**INFORMATION SHOWN:**
-=-=-

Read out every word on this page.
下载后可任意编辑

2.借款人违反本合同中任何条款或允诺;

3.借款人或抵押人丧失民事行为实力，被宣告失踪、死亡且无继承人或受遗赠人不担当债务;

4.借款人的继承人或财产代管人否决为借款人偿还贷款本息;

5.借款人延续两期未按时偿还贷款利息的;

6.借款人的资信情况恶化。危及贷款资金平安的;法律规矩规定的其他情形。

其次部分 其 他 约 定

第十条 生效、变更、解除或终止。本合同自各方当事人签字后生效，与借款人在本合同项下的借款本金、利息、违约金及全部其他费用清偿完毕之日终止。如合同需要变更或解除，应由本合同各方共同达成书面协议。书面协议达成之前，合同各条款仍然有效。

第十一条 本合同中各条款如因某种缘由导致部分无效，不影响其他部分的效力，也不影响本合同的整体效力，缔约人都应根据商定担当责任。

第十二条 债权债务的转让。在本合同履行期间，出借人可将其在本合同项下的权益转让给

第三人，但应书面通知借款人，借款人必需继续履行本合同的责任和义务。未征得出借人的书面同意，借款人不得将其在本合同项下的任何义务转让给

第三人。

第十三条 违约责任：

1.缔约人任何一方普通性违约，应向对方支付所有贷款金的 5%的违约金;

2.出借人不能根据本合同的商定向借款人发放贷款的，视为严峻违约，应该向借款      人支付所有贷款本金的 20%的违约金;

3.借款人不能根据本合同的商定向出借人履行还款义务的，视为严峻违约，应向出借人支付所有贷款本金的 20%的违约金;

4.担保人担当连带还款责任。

-=-=-

**OBJECTIVE:** Copy each line of the data exactly, leaving nothing out.

**TASK RESULT:**
Read out every word on this page.
下载后可任意编辑

2.借款人违反本合同中任何条款或允诺;

3.借款人或抵押人丧失民事行为实力，被宣告失踪、死亡且无继承人或受遗赠人不担当债务;

4.借款人的继承人或财产代管人否决为借款人偿还贷款本息;

5.借款人延续两期未按时偿还贷款利息的;

6.借款人的资信情况恶化。危及贷款资金平安的;法律规矩规定的其他情形。

其次部分 其 他 约 定

第十条 生效、变更、解除或终止。本合同自各方当事人签字后生效，与借款人在本合同项下的借款本金、利息、违约金及全部其他费用清偿完毕之日终止。如合同需要变更或解除，应由本合同各方共同达成书面协议。书面协议达成之前，合同各条款仍然有效。

第十一条 本合同中各条款如因某种缘由导致部分无效，不影响其他部分的效力，也不影响本合同的整体效力，缔约人都应根据商定担当责任。

第十二条 债权债务的转让。在本合同履行期间，出借人可将其在本合同项下的权益转让给

第三人，但应书面通知借款人，借款人必需继续履行本合同的责任和义务。未征得出借人的书面同意，借款人不得将其在本合同项下的任何义务转让给

第三人。

第十三条 违约责任：

1.缔约人任何一方普通性违约，应向对方支付所有贷款金的 5%的违约金;

2.出借人不能根据本合同的商定向借款人发放贷款的，视为严峻违约，应该向借款      人支付所有贷款本金的 20%的违约金;

3.借款人不能根据本合同的商定向出借人履行还款义务的，视为严峻违约，应向出借人支付所有贷款本金的 20%的违约金;

4.担保人担当连带还款责任。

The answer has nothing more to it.